Look for "Read all visible content and emit it as JSON." in the records below, then copy that line and every line after it, exactly and with nothing added.

==== Material for the task ====

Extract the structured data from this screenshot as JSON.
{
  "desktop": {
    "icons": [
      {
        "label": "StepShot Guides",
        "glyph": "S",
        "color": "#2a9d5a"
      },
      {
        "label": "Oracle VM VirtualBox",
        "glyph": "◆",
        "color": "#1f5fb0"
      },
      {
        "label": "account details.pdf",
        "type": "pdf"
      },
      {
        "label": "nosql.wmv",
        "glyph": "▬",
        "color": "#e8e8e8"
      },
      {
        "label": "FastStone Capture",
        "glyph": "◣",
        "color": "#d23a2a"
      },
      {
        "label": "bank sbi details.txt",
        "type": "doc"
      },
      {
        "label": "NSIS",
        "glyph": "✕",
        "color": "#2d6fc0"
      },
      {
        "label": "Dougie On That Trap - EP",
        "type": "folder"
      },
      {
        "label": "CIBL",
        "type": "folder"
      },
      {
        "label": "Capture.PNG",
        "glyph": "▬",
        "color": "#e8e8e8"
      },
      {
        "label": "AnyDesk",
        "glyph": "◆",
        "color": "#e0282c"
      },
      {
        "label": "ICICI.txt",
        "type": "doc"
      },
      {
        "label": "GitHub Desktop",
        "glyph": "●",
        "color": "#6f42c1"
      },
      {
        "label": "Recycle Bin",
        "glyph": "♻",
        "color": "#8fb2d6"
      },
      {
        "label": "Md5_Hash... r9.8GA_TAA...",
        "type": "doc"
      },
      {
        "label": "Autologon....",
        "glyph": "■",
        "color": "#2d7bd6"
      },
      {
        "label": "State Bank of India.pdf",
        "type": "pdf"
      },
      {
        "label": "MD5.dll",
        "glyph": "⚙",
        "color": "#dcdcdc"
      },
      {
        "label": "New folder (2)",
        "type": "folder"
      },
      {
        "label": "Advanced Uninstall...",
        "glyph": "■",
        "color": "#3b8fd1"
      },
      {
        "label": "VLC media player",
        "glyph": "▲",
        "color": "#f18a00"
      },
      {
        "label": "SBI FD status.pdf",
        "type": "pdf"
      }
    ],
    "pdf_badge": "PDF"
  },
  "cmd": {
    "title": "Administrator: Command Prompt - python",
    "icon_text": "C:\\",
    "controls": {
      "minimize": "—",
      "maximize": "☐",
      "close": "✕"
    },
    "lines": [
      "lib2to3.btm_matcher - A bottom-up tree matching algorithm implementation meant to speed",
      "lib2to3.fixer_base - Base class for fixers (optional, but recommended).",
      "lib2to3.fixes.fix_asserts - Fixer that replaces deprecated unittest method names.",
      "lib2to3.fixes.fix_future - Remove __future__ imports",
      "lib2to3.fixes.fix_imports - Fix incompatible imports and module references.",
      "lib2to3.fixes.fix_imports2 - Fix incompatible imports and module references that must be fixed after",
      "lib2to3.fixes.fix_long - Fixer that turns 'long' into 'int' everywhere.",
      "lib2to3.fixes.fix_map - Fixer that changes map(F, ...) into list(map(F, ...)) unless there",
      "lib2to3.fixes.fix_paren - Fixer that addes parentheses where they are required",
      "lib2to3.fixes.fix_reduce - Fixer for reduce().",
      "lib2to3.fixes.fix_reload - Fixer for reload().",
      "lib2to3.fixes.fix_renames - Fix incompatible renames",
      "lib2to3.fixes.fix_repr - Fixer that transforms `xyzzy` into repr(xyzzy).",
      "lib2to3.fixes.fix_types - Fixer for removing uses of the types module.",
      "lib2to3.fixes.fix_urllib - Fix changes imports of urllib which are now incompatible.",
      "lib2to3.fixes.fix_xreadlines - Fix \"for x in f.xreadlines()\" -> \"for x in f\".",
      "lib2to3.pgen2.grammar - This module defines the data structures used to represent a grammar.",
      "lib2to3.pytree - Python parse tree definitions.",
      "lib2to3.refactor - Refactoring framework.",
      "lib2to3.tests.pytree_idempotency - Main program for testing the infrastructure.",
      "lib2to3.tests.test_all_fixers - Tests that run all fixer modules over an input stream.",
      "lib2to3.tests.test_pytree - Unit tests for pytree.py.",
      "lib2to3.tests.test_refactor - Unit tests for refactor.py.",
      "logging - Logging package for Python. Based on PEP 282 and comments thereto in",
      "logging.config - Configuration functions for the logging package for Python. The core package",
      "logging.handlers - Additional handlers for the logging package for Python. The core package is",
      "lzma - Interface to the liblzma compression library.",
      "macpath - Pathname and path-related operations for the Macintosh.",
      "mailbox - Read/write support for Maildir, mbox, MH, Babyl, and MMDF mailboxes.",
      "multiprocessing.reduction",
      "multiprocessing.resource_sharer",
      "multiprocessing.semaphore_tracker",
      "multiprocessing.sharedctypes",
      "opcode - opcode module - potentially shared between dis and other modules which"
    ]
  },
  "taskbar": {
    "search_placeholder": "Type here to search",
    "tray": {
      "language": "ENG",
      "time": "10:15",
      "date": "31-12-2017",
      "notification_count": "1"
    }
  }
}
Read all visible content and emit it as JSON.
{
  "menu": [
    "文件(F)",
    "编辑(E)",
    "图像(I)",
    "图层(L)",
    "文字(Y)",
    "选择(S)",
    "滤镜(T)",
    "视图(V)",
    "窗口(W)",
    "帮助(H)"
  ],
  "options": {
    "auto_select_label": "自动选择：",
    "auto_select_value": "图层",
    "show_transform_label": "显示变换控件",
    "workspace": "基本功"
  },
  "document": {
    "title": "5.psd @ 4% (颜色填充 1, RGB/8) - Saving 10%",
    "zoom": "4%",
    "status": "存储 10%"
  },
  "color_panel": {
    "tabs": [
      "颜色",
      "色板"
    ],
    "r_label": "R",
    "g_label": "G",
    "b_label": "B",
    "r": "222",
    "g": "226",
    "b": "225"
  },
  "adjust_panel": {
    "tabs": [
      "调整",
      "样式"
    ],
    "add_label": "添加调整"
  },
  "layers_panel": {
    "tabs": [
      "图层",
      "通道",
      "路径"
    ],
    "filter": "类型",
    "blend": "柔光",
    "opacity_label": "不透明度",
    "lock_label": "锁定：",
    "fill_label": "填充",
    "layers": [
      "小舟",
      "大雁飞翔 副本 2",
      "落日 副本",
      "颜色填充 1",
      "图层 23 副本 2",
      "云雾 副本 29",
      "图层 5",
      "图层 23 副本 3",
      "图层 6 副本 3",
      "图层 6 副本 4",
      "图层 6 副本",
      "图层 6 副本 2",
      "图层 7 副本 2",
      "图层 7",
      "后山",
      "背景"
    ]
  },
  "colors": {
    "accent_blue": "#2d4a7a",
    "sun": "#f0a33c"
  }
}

====

> **Full answer**
Read all visible content and emit it as JSON.
{
  "menu": [
    "文件(F)",
    "编辑(E)",
    "图像(I)",
    "图层(L)",
    "文字(Y)",
    "选择(S)",
    "滤镜(T)",
    "视图(V)",
    "窗口(W)",
    "帮助(H)"
  ],
  "options": {
    "auto_select_label": "自动选择：",
    "auto_select_value": "图层",
    "show_transform_label": "显示变换控件",
    "workspace": "基本功"
  },
  "document": {
    "title": "5.psd @ 4% (颜色填充 1, RGB/8) - Saving 10%",
    "zoom": "4%",
    "status": "存储 10%"
  },
  "color_panel": {
    "tabs": [
      "颜色",
      "色板"
    ],
    "r_label": "R",
    "g_label": "G",
    "b_label": "B",
    "r": "222",
    "g": "226",
    "b": "225"
  },
  "adjust_panel": {
    "tabs": [
      "调整",
      "样式"
    ],
    "add_label": "添加调整"
  },
  "layers_panel": {
    "tabs": [
      "图层",
      "通道",
      "路径"
    ],
    "filter": "类型",
    "blend": "柔光",
    "opacity_label": "不透明度",
    "lock_label": "锁定：",
    "fill_label": "填充",
    "layers": [
      "小舟",
      "大雁飞翔 副本 2",
      "落日 副本",
      "颜色填充 1",
      "图层 23 副本 2",
      "云雾 副本 29",
      "图层 5",
      "图层 23 副本 3",
      "图层 6 副本 3",
      "图层 6 副本 4",
      "图层 6 副本",
      "图层 6 副本 2",
      "图层 7 副本 2",
      "图层 7",
      "后山",
      "背景"
    ]
  },
  "colors": {
    "accent_blue": "#2d4a7a",
    "sun": "#f0a33c"
  }
}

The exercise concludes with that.